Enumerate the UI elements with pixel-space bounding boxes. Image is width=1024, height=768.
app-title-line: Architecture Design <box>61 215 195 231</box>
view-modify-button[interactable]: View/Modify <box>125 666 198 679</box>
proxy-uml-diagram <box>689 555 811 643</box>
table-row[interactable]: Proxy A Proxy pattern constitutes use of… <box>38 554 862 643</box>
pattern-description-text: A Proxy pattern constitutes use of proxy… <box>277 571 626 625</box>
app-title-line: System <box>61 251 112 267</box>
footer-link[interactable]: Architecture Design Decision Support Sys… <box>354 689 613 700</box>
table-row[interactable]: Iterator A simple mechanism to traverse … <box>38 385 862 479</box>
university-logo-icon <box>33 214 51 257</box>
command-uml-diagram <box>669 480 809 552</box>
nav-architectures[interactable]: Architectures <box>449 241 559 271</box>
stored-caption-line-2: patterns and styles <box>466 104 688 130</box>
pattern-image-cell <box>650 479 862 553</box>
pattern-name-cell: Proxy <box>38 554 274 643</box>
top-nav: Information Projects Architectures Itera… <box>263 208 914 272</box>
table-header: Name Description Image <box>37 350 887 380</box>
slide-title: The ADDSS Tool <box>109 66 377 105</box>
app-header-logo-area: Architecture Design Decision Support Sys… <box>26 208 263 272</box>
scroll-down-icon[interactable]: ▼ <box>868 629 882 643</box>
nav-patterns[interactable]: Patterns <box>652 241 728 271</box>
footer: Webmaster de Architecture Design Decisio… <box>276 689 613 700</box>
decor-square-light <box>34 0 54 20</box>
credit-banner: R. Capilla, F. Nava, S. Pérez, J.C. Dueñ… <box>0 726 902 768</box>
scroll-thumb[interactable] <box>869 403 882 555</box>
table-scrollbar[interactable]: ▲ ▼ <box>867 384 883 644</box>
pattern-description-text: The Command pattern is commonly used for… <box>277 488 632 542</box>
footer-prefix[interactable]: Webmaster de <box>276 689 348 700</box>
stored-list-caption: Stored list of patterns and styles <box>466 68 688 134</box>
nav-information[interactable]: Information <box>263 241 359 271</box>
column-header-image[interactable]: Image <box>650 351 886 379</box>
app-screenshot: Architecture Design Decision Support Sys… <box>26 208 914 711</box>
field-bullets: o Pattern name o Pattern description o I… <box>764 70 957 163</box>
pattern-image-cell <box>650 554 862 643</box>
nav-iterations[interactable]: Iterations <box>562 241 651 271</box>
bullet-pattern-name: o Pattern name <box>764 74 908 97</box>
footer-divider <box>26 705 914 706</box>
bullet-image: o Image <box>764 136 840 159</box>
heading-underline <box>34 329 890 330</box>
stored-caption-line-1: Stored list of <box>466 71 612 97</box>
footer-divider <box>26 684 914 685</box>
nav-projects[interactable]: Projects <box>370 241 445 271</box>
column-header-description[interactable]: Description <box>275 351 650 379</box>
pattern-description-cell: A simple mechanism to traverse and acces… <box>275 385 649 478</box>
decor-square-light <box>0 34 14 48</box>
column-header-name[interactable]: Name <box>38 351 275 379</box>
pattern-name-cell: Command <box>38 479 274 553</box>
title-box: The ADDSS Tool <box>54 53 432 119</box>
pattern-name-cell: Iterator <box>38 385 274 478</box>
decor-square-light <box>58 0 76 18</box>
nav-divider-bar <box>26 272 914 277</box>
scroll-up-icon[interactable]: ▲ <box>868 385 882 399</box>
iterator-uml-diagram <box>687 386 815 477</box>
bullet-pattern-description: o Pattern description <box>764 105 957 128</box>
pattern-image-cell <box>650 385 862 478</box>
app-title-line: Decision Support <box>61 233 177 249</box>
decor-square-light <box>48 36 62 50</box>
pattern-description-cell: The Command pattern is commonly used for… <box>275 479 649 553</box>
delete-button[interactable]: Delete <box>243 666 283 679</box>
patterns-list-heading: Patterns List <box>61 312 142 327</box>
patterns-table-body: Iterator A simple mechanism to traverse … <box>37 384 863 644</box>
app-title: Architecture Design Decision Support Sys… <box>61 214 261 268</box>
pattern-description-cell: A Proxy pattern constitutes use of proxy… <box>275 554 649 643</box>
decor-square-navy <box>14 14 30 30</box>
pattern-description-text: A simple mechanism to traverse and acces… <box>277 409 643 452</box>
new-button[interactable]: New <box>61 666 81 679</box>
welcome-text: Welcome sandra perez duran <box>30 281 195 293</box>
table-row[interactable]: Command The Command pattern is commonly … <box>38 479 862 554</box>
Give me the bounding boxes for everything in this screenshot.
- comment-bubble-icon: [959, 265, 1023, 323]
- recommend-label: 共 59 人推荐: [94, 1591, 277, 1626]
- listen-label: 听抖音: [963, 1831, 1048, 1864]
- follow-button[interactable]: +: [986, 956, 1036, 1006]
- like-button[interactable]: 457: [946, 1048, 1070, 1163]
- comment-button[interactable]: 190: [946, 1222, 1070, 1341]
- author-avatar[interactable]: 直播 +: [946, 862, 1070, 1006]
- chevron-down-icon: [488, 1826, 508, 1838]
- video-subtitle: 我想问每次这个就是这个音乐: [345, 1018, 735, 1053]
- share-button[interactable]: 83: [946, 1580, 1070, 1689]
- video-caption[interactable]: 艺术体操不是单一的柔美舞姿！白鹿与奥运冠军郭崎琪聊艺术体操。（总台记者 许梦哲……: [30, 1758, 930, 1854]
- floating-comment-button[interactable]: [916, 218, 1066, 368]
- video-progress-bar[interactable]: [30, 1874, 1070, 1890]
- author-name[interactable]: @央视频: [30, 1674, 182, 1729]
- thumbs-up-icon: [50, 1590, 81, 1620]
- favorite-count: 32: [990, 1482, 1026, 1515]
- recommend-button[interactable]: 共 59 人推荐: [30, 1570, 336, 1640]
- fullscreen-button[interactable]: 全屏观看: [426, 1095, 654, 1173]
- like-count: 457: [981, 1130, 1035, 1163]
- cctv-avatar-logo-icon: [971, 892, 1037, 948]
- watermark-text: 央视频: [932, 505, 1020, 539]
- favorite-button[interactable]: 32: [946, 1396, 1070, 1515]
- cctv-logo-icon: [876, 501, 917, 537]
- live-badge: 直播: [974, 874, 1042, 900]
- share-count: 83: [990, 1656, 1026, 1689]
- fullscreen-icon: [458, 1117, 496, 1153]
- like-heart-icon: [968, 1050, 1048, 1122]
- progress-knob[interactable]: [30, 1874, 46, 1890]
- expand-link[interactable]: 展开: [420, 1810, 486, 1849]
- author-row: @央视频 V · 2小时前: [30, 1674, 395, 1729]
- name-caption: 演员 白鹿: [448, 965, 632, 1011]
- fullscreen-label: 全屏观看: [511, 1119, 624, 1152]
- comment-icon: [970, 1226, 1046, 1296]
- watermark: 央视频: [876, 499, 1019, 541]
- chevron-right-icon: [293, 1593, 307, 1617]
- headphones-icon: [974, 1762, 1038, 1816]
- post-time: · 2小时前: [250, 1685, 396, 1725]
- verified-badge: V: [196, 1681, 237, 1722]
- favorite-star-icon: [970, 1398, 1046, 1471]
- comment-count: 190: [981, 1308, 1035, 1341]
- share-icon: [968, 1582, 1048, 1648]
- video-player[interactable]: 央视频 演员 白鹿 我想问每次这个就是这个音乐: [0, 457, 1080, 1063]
....
* _Directions_
Arrange every line of the listing above as a Markdown table with two columns, Row and Line. Put a row number in the first column and the line in the second, and leave out blank lines.

* _Correct result_
| Row | Line |
|---|---|
| 1 | Enumerate the UI elements with pixel-space bounding boxes. Image is width=1024, height=768. |
| 2 | app-title-line: Architecture Design <box>61 215 195 231</box> |
| 3 | view-modify-button[interactable]: View/Modify <box>125 666 198 679</box> |
| 4 | proxy-uml-diagram <box>689 555 811 643</box> |
| 5 | table-row[interactable]: Proxy A Proxy pattern constitutes use of… <box>38 554 862 643</box> |
| 6 | pattern-description-text: A Proxy pattern constitutes use of proxy… <box>277 571 626 625</box> |
| 7 | app-title-line: System <box>61 251 112 267</box> |
| 8 | footer-link[interactable]: Architecture Design Decision Support Sys… <box>354 689 613 700</box> |
| 9 | table-row[interactable]: Iterator A simple mechanism to traverse … <box>38 385 862 479</box> |
| 10 | university-logo-icon <box>33 214 51 257</box> |
| 11 | command-uml-diagram <box>669 480 809 552</box> |
| 12 | nav-architectures[interactable]: Architectures <box>449 241 559 271</box> |
| 13 | stored-caption-line-2: patterns and styles <box>466 104 688 130</box> |
| 14 | pattern-image-cell <box>650 479 862 553</box> |
| 15 | pattern-name-cell: Proxy <box>38 554 274 643</box> |
| 16 | top-nav: Information Projects Architectures Itera… <box>263 208 914 272</box> |
| 17 | table-header: Name Description Image <box>37 350 887 380</box> |
| 18 | slide-title: The ADDSS Tool <box>109 66 377 105</box> |
| 19 | app-header-logo-area: Architecture Design Decision Support Sys… <box>26 208 263 272</box> |
| 20 | scroll-down-icon[interactable]: ▼ <box>868 629 882 643</box> |
| 21 | nav-patterns[interactable]: Patterns <box>652 241 728 271</box> |
| 22 | footer: Webmaster de Architecture Design Decisio… <box>276 689 613 700</box> |
| 23 | decor-square-light <box>34 0 54 20</box> |
| 24 | credit-banner: R. Capilla, F. Nava, S. Pérez, J.C. Dueñ… <box>0 726 902 768</box> |
| 25 | scroll-thumb[interactable] <box>869 403 882 555</box> |
| 26 | table-scrollbar[interactable]: ▲ ▼ <box>867 384 883 644</box> |
| 27 | pattern-description-text: The Command pattern is commonly used for… <box>277 488 632 542</box> |
| 28 | footer-prefix[interactable]: Webmaster de <box>276 689 348 700</box> |
| 29 | stored-list-caption: Stored list of patterns and styles <box>466 68 688 134</box> |
| 30 | nav-information[interactable]: Information <box>263 241 359 271</box> |
| 31 | column-header-image[interactable]: Image <box>650 351 886 379</box> |
| 32 | app-screenshot: Architecture Design Decision Support Sys… <box>26 208 914 711</box> |
| 33 | field-bullets: o Pattern name o Pattern description o I… <box>764 70 957 163</box> |
| 34 | pattern-image-cell <box>650 554 862 643</box> |
| 35 | nav-iterations[interactable]: Iterations <box>562 241 651 271</box> |
| 36 | bullet-pattern-name: o Pattern name <box>764 74 908 97</box> |
| 37 | footer-divider <box>26 705 914 706</box> |
| 38 | bullet-image: o Image <box>764 136 840 159</box> |
| 39 | heading-underline <box>34 329 890 330</box> |
| 40 | stored-caption-line-1: Stored list of <box>466 71 612 97</box> |
| 41 | footer-divider <box>26 684 914 685</box> |
| 42 | nav-projects[interactable]: Projects <box>370 241 445 271</box> |
| 43 | column-header-description[interactable]: Description <box>275 351 650 379</box> |
| 44 | pattern-description-cell: A simple mechanism to traverse and acces… <box>275 385 649 478</box> |
| 45 | decor-square-light <box>0 34 14 48</box> |
| 46 | column-header-name[interactable]: Name <box>38 351 275 379</box> |
| 47 | pattern-name-cell: Command <box>38 479 274 553</box> |
| 48 | title-box: The ADDSS Tool <box>54 53 432 119</box> |
| 49 | pattern-name-cell: Iterator <box>38 385 274 478</box> |
| 50 | decor-square-light <box>58 0 76 18</box> |
| 51 | nav-divider-bar <box>26 272 914 277</box> |
| 52 | scroll-up-icon[interactable]: ▲ <box>868 385 882 399</box> |
| 53 | iterator-uml-diagram <box>687 386 815 477</box> |
| 54 | bullet-pattern-description: o Pattern description <box>764 105 957 128</box> |
| 55 | pattern-image-cell <box>650 385 862 478</box> |
| 56 | app-title-line: Decision Support <box>61 233 177 249</box> |
| 57 | decor-square-light <box>48 36 62 50</box> |
| 58 | pattern-description-cell: The Command pattern is commonly used for… <box>275 479 649 553</box> |
| 59 | delete-button[interactable]: Delete <box>243 666 283 679</box> |
| 60 | patterns-list-heading: Patterns List <box>61 312 142 327</box> |
| 61 | patterns-table-body: Iterator A simple mechanism to traverse … <box>37 384 863 644</box> |
| 62 | app-title: Architecture Design Decision Support Sys… <box>61 214 261 268</box> |
| 63 | pattern-description-cell: A Proxy pattern constitutes use of proxy… <box>275 554 649 643</box> |
| 64 | decor-square-navy <box>14 14 30 30</box> |
| 65 | pattern-description-text: A simple mechanism to traverse and acces… <box>277 409 643 452</box> |
| 66 | new-button[interactable]: New <box>61 666 81 679</box> |
| 67 | welcome-text: Welcome sandra perez duran <box>30 281 195 293</box> |
| 68 | table-row[interactable]: Command The Command pattern is commonly … <box>38 479 862 554</box> |
| 69 | Give me the bounding boxes for everything in this screenshot. |
| 70 | - comment-bubble-icon: [959, 265, 1023, 323] |
| 71 | - recommend-label: 共 59 人推荐: [94, 1591, 277, 1626] |
| 72 | - listen-label: 听抖音: [963, 1831, 1048, 1864] |
| 73 | - follow-button[interactable]: +: [986, 956, 1036, 1006] |
| 74 | - like-button[interactable]: 457: [946, 1048, 1070, 1163] |
| 75 | - comment-button[interactable]: 190: [946, 1222, 1070, 1341] |
| 76 | - author-avatar[interactable]: 直播 +: [946, 862, 1070, 1006] |
| 77 | - chevron-down-icon: [488, 1826, 508, 1838] |
| 78 | - video-subtitle: 我想问每次这个就是这个音乐: [345, 1018, 735, 1053] |
| 79 | - share-button[interactable]: 83: [946, 1580, 1070, 1689] |
| 80 | - video-caption[interactable]: 艺术体操不是单一的柔美舞姿！白鹿与奥运冠军郭崎琪聊艺术体操。（总台记者 许梦哲……: [30, 1758, 930, 1854] |
| 81 | - floating-comment-button[interactable]: [916, 218, 1066, 368] |
| 82 | - video-progress-bar[interactable]: [30, 1874, 1070, 1890] |
| 83 | - author-name[interactable]: @央视频: [30, 1674, 182, 1729] |
| 84 | - thumbs-up-icon: [50, 1590, 81, 1620] |
| 85 | - favorite-count: 32: [990, 1482, 1026, 1515] |
| 86 | - recommend-button[interactable]: 共 59 人推荐: [30, 1570, 336, 1640] |
| 87 | - fullscreen-button[interactable]: 全屏观看: [426, 1095, 654, 1173] |
| 88 | - like-count: 457: [981, 1130, 1035, 1163] |
| 89 | - cctv-avatar-logo-icon: [971, 892, 1037, 948] |
| 90 | - watermark-text: 央视频: [932, 505, 1020, 539] |
| 91 | - favorite-button[interactable]: 32: [946, 1396, 1070, 1515] |
| 92 | - cctv-logo-icon: [876, 501, 917, 537] |
| 93 | - live-badge: 直播: [974, 874, 1042, 900] |
| 94 | - share-count: 83: [990, 1656, 1026, 1689] |
| 95 | - fullscreen-icon: [458, 1117, 496, 1153] |
| 96 | - like-heart-icon: [968, 1050, 1048, 1122] |
| 97 | - progress-knob[interactable]: [30, 1874, 46, 1890] |
| 98 | - expand-link[interactable]: 展开: [420, 1810, 486, 1849] |
| 99 | - author-row: @央视频 V · 2小时前: [30, 1674, 395, 1729] |
| 100 | - name-caption: 演员 白鹿: [448, 965, 632, 1011] |
| 101 | - fullscreen-label: 全屏观看: [511, 1119, 624, 1152] |
| 102 | - comment-icon: [970, 1226, 1046, 1296] |
| 103 | - watermark: 央视频: [876, 499, 1019, 541] |
| 104 | - chevron-right-icon: [293, 1593, 307, 1617] |
| 105 | - headphones-icon: [974, 1762, 1038, 1816] |
| 106 | - post-time: · 2小时前: [250, 1685, 396, 1725] |
| 107 | - verified-badge: V: [196, 1681, 237, 1722] |
| 108 | - favorite-star-icon: [970, 1398, 1046, 1471] |
| 109 | - comment-count: 190: [981, 1308, 1035, 1341] |
| 110 | - share-icon: [968, 1582, 1048, 1648] |
| 111 | - video-player[interactable]: 央视频 演员 白鹿 我想问每次这个就是这个音乐: [0, 457, 1080, 1063] |